WHAT IS REQUIRED: Reproduce the data word for word, from the start through the line that contains "x-axis-title: FREQUENCY (Hz)", with that line included.

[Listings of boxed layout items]
+ + + +
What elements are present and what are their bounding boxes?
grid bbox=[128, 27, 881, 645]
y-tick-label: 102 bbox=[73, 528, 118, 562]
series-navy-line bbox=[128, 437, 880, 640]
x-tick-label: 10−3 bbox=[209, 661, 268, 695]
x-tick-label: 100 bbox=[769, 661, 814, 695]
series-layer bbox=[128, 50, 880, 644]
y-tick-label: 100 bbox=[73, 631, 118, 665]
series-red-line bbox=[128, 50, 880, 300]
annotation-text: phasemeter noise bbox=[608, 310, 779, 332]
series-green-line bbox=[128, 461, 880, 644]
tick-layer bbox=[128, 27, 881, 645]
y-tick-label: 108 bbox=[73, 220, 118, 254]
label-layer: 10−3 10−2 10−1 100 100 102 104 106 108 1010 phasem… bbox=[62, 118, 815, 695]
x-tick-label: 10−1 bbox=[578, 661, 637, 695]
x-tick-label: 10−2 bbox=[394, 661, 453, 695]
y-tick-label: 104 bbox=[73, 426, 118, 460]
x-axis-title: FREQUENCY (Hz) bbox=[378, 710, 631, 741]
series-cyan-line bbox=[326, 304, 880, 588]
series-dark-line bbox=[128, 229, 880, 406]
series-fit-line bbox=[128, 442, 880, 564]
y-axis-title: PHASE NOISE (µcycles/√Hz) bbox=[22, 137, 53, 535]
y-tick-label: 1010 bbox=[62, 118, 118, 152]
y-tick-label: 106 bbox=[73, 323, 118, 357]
+ + + +
FINAL ANSWER:
What elements are present and what are their bounding boxes?
grid bbox=[128, 27, 881, 645]
y-tick-label: 102 bbox=[73, 528, 118, 562]
series-navy-line bbox=[128, 437, 880, 640]
x-tick-label: 10−3 bbox=[209, 661, 268, 695]
x-tick-label: 100 bbox=[769, 661, 814, 695]
series-layer bbox=[128, 50, 880, 644]
y-tick-label: 100 bbox=[73, 631, 118, 665]
series-red-line bbox=[128, 50, 880, 300]
annotation-text: phasemeter noise bbox=[608, 310, 779, 332]
series-green-line bbox=[128, 461, 880, 644]
tick-layer bbox=[128, 27, 881, 645]
y-tick-label: 108 bbox=[73, 220, 118, 254]
label-layer: 10−3 10−2 10−1 100 100 102 104 106 108 1010 phasem… bbox=[62, 118, 815, 695]
x-tick-label: 10−1 bbox=[578, 661, 637, 695]
x-tick-label: 10−2 bbox=[394, 661, 453, 695]
y-tick-label: 104 bbox=[73, 426, 118, 460]
x-axis-title: FREQUENCY (Hz) bbox=[378, 710, 631, 741]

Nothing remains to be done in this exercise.